» **Work required**: Take every line where the string "image" appears and copy it.

» **Records for the exercise**:
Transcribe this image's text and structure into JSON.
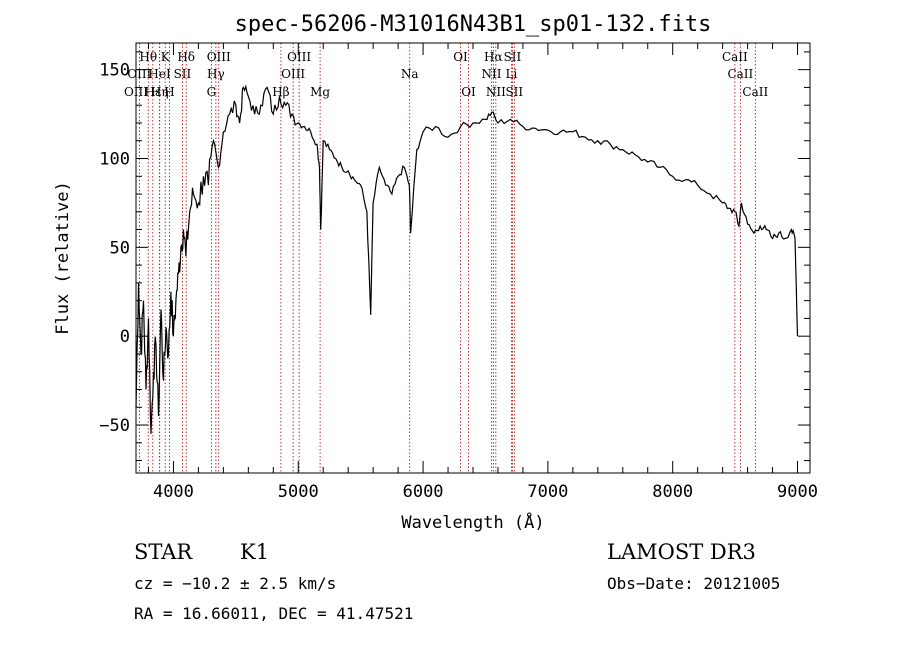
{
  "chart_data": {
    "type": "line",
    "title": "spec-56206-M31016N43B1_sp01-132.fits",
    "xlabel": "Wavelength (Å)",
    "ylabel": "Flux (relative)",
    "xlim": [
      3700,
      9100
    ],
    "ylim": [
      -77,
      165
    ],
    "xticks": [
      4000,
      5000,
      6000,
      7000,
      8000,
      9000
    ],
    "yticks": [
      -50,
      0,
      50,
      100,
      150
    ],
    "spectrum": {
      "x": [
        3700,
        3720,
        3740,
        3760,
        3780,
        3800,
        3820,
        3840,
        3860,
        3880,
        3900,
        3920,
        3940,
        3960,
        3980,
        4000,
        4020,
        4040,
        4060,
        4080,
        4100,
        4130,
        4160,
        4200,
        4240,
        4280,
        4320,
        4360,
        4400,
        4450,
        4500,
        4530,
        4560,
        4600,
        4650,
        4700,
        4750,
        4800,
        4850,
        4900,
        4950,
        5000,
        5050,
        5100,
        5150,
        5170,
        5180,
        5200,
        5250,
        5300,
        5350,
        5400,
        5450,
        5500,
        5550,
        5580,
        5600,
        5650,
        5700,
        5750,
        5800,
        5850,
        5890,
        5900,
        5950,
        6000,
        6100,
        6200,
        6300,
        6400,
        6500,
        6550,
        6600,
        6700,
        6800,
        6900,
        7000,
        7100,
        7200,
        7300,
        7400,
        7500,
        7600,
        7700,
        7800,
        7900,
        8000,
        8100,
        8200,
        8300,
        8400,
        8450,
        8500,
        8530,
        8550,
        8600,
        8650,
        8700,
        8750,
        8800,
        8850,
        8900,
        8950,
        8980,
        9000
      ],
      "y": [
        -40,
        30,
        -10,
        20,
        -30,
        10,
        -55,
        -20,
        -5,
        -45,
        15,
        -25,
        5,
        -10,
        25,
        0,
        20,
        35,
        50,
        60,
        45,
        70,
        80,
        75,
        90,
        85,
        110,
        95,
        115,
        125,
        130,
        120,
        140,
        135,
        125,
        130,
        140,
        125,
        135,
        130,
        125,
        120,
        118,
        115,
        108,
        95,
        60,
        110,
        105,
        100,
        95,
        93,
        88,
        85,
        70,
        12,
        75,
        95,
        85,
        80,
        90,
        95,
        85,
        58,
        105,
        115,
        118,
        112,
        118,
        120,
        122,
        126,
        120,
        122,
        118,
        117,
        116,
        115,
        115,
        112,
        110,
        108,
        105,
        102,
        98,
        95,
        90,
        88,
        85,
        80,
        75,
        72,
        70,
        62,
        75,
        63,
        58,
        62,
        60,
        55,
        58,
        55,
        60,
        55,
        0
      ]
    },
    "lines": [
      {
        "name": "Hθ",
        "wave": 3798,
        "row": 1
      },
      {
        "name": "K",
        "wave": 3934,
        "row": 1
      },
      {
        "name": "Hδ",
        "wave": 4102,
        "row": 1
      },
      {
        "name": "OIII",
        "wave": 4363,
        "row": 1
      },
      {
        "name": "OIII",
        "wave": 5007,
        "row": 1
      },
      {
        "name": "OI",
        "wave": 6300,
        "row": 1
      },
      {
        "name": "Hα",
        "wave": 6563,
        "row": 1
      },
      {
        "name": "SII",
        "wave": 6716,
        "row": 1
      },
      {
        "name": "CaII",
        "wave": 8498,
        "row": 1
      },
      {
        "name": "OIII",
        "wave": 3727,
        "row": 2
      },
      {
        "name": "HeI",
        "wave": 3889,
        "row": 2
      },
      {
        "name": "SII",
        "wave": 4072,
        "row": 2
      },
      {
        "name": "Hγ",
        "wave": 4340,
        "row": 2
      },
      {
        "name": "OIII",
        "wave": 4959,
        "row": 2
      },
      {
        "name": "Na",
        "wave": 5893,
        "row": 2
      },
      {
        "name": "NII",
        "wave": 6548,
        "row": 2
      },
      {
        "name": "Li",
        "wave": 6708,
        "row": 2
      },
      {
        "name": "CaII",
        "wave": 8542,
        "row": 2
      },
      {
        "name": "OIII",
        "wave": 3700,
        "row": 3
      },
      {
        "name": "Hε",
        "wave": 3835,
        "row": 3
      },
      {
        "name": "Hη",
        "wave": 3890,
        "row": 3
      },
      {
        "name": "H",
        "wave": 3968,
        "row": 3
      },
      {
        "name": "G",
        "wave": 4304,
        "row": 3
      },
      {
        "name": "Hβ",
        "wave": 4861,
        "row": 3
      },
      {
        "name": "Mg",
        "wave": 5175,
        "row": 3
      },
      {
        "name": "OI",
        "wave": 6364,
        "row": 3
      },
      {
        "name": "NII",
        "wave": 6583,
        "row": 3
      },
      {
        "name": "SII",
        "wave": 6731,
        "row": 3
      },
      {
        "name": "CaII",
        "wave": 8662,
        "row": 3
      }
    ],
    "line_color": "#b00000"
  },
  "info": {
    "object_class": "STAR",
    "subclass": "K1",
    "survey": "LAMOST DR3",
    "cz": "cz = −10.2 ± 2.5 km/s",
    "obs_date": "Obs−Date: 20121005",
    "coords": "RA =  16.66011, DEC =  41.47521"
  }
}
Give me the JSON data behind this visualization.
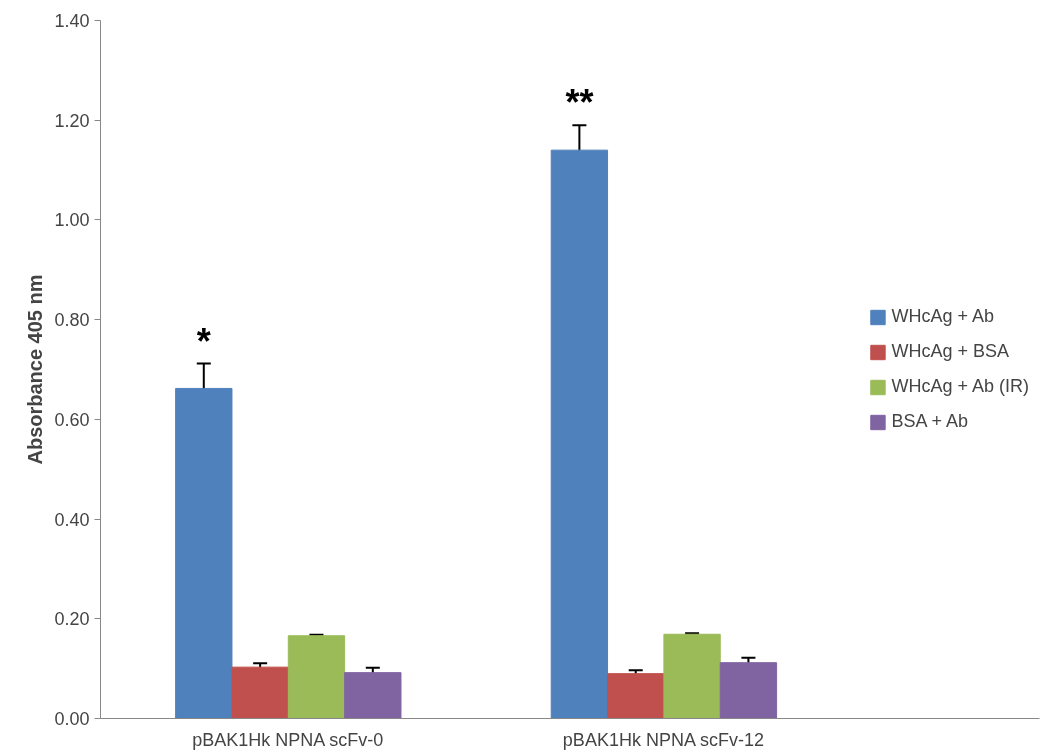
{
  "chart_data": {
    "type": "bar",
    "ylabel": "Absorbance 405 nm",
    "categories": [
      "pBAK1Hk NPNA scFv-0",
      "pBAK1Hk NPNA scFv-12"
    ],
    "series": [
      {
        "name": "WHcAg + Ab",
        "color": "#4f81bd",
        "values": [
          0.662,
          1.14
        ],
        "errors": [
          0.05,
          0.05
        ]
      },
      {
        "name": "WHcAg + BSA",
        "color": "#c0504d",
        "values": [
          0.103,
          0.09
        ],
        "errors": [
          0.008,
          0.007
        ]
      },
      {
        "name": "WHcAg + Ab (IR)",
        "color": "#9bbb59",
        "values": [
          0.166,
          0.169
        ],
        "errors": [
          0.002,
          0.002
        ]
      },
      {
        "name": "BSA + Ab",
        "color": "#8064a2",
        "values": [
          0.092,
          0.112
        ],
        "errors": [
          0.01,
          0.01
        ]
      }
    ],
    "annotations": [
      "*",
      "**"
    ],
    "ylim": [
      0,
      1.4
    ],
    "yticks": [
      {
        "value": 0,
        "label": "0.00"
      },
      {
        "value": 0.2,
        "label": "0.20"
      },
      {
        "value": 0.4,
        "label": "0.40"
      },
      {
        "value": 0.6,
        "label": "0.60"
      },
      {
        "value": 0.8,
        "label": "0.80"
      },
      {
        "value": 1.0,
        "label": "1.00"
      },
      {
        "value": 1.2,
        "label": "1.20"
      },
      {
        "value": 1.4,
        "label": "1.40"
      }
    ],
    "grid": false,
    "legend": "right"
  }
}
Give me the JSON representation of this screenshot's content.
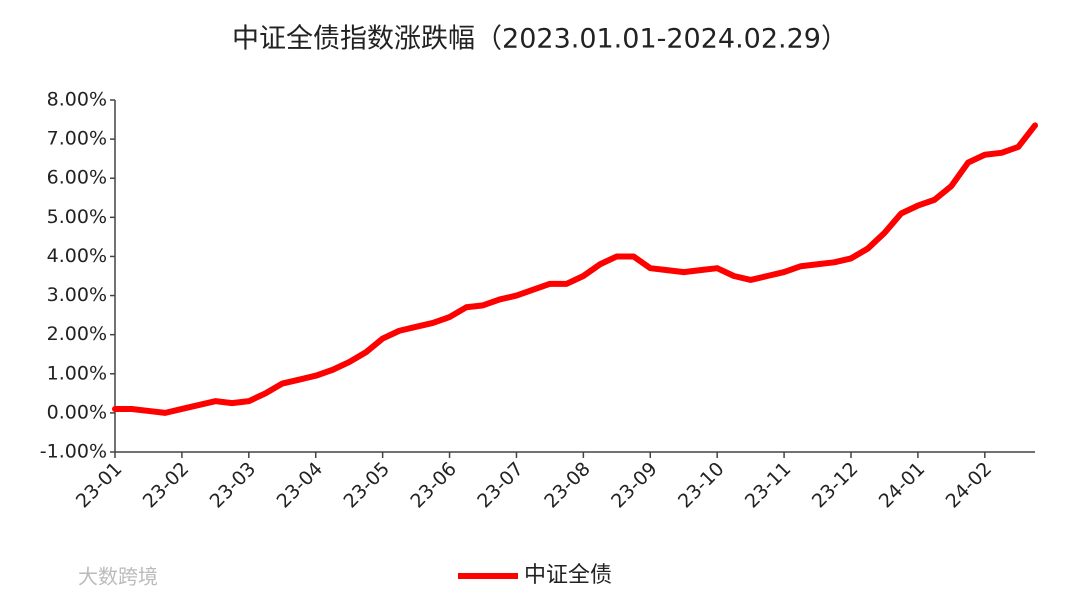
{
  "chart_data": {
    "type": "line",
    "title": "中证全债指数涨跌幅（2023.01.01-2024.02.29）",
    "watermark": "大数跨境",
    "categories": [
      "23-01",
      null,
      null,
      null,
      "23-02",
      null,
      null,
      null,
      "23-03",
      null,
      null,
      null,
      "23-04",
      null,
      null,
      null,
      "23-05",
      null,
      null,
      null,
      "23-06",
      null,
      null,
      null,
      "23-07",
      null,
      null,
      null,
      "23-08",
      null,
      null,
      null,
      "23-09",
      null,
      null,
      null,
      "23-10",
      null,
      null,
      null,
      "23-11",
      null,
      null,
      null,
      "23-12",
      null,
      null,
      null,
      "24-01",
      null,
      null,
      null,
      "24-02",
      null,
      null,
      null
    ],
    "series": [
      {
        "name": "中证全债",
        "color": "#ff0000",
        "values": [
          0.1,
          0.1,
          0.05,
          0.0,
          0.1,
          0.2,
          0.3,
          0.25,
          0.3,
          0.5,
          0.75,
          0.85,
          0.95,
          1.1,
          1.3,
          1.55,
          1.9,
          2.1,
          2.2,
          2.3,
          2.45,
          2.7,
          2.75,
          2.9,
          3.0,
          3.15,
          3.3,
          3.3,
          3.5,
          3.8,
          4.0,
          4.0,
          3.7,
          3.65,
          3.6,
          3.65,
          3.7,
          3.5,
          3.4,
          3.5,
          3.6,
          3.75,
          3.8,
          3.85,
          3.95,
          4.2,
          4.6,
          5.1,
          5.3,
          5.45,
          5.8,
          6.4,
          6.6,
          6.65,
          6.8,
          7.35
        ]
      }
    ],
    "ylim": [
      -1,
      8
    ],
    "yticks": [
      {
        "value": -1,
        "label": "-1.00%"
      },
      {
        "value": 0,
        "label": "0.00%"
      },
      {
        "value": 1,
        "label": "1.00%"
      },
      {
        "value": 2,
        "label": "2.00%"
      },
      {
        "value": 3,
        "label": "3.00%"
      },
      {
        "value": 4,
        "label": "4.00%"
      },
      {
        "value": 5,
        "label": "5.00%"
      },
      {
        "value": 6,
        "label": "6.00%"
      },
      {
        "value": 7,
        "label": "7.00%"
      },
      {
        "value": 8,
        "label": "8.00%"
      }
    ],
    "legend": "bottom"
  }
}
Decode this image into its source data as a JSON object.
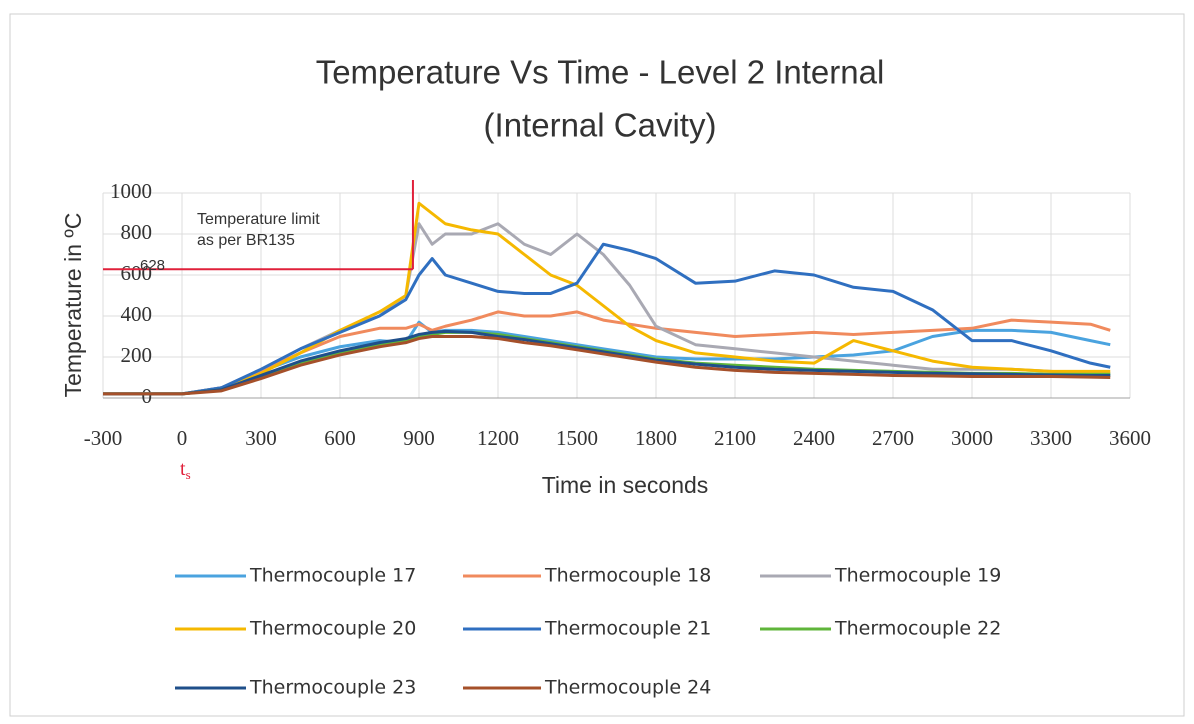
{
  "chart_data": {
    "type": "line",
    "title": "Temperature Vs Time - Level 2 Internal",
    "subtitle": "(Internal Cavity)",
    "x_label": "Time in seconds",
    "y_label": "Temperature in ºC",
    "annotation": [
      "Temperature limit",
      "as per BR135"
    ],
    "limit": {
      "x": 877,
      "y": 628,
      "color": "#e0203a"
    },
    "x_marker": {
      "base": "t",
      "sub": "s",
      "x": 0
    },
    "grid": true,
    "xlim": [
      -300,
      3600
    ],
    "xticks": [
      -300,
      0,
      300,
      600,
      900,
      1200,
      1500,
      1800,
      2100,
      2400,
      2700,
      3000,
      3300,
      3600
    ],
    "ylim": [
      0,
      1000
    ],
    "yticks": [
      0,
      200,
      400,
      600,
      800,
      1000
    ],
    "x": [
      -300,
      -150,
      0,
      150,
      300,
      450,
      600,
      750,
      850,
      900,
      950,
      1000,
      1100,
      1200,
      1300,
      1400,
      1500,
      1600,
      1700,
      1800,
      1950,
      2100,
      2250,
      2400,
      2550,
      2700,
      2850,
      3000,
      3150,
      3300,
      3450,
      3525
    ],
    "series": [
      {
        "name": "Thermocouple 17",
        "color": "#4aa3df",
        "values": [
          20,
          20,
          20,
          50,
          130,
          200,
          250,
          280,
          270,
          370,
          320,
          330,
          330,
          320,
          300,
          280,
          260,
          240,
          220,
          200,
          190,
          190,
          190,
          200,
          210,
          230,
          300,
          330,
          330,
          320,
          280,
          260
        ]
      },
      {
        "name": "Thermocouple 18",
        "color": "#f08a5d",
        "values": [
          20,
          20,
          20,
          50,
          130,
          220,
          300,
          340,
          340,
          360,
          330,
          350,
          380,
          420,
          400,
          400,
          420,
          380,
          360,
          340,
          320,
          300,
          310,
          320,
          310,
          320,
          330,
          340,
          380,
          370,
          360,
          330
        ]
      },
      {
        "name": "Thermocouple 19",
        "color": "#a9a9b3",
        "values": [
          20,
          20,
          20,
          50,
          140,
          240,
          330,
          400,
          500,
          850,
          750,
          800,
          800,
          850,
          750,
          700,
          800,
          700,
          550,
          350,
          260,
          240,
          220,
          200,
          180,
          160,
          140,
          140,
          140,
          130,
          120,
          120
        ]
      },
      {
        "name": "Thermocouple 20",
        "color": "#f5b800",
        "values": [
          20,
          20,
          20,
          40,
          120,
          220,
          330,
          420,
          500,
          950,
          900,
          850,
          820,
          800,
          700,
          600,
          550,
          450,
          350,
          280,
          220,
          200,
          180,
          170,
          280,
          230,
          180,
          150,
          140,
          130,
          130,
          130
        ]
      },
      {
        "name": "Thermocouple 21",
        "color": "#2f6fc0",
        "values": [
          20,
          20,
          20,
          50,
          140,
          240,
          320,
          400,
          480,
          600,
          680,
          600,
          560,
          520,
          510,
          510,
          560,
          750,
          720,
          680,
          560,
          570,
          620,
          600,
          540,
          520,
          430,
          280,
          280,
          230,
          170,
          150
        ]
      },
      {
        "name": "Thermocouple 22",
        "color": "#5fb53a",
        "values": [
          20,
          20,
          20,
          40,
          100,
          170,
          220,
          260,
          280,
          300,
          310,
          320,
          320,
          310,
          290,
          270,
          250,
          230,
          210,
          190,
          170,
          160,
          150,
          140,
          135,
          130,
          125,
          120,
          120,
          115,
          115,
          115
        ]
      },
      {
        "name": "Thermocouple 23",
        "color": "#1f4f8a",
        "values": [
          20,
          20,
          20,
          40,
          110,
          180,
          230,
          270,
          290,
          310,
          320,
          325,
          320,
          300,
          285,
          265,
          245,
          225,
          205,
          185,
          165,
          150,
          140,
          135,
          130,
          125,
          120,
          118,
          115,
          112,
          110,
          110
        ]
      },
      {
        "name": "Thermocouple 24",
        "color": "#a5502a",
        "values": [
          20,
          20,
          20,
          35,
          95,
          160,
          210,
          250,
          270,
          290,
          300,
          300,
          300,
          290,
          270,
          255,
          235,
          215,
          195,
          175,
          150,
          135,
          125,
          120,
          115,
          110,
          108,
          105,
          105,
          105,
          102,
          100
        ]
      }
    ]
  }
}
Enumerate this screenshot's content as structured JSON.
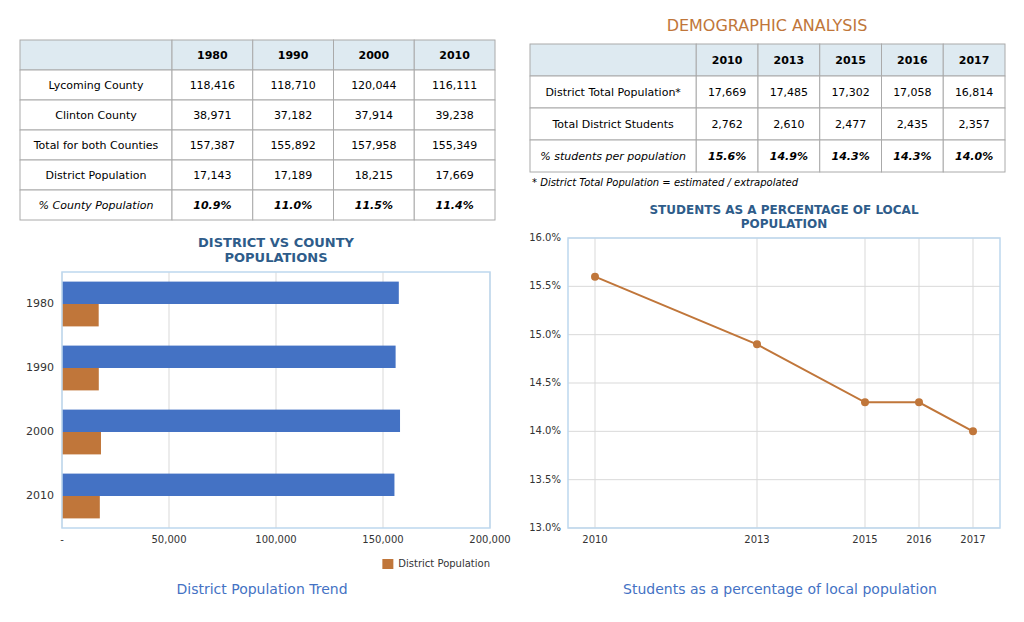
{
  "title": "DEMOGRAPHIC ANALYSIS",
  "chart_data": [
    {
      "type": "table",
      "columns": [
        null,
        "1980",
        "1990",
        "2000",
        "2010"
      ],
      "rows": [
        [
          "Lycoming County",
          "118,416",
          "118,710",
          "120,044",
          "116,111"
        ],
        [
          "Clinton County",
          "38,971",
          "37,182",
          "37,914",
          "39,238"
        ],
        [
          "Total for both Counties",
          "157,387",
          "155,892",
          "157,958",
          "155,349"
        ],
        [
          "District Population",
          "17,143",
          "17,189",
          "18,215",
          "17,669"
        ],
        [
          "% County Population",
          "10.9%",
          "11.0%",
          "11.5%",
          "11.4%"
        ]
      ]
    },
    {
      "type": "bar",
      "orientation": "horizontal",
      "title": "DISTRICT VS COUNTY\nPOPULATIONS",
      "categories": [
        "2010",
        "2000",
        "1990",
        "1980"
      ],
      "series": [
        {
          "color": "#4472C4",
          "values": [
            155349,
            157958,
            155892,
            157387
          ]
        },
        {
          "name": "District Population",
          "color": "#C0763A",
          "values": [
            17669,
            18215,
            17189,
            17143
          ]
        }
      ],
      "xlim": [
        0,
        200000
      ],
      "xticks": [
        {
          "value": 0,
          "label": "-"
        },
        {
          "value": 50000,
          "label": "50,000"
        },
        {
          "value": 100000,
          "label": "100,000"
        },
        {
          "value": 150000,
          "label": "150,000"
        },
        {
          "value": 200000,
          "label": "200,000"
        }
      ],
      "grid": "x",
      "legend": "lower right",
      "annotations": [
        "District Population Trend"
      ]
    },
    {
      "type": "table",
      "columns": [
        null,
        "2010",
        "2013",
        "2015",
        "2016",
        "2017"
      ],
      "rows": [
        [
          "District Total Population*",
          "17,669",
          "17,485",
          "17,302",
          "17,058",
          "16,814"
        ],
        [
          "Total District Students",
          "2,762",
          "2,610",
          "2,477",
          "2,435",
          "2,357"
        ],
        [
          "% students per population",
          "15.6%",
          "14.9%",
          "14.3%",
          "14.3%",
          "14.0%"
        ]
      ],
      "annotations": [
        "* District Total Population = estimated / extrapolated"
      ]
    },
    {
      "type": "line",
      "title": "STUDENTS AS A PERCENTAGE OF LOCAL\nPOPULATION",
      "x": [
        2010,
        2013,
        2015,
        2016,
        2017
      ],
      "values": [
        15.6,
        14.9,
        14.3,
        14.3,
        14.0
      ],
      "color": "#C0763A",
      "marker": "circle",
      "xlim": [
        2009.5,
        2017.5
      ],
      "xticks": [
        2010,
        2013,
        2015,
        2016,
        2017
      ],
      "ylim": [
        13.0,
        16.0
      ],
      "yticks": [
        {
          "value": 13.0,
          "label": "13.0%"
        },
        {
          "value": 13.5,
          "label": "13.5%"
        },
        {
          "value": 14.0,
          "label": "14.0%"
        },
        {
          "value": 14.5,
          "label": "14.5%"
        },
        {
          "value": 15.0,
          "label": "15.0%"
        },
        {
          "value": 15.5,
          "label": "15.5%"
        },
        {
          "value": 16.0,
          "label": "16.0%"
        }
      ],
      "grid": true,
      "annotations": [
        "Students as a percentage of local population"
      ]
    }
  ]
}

» **Written response**:
Transcribe this image's text and structure into JSON.
Decode this image into its source data as a JSON object.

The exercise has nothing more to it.